■ **Stated exercise**: Find the line containing "Output the text content of this document." in the material below; copy that line and all following lines exactly.

■ **Data section**:

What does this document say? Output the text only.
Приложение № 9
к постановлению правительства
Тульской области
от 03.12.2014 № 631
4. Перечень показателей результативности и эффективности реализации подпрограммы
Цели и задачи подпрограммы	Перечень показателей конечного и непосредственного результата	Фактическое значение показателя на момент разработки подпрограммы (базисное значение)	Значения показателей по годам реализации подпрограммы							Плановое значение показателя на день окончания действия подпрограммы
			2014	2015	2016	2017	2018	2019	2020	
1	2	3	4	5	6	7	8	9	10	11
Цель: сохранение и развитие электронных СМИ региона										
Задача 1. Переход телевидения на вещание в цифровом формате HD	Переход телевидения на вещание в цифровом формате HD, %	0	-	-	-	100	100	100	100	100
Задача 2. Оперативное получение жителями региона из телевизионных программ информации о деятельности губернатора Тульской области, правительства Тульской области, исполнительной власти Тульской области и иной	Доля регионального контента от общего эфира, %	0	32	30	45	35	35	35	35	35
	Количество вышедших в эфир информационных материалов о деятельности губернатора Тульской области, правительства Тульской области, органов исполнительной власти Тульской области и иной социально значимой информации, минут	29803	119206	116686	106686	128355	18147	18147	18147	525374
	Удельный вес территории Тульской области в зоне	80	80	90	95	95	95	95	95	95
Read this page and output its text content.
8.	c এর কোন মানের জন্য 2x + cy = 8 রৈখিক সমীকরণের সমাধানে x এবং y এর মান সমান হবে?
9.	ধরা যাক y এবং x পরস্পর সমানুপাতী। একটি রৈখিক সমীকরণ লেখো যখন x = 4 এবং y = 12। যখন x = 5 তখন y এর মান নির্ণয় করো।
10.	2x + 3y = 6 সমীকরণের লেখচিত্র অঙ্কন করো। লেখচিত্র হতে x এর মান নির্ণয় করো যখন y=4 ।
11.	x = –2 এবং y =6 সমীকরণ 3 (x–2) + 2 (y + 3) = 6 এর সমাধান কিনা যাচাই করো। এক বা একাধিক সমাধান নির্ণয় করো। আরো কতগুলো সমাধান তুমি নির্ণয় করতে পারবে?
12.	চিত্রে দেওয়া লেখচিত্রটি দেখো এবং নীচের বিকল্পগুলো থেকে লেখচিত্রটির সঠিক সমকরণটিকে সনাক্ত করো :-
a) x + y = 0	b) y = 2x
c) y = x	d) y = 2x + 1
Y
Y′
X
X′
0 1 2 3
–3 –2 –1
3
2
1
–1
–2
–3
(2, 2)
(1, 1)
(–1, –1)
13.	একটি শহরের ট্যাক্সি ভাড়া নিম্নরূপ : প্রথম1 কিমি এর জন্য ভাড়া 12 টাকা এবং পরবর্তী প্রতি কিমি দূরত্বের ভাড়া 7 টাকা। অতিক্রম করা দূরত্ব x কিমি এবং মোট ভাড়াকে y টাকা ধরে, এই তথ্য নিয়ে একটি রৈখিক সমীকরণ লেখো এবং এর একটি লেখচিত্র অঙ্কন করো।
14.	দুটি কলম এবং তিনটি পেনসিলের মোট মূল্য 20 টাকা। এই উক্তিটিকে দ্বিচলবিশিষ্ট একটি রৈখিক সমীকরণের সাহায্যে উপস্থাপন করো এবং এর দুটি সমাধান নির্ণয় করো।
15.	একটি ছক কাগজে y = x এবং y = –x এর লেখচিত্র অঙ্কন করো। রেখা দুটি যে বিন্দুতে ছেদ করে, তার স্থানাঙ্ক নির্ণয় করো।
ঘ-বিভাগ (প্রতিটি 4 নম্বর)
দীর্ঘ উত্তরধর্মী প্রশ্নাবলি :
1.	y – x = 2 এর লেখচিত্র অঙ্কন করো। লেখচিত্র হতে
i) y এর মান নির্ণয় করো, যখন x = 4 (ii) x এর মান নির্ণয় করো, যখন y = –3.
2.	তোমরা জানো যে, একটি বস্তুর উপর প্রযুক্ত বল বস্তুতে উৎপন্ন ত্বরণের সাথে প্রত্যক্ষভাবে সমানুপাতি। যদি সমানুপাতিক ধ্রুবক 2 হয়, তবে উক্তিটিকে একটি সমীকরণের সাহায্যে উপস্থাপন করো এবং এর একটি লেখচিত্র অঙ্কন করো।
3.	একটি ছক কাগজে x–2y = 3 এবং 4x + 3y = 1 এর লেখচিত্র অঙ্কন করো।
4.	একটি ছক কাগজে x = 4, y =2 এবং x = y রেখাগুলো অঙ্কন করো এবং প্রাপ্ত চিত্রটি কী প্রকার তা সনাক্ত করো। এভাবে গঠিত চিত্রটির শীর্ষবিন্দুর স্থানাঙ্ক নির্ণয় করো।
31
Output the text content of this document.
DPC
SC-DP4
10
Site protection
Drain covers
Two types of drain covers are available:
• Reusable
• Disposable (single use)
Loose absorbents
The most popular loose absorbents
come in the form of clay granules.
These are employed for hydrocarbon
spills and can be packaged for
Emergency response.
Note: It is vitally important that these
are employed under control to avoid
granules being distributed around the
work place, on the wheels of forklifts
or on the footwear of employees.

■ **Final result**:
Output the text content of this document.
DPC
SC-DP4
10
Site protection
Drain covers
Two types of drain covers are available:
• Reusable
• Disposable (single use)
Loose absorbents
The most popular loose absorbents
come in the form of clay granules.
These are employed for hydrocarbon
spills and can be packaged for
Emergency response.
Note: It is vitally important that these
are employed under control to avoid
granules being distributed around the
work place, on the wheels of forklifts
or on the footwear of employees.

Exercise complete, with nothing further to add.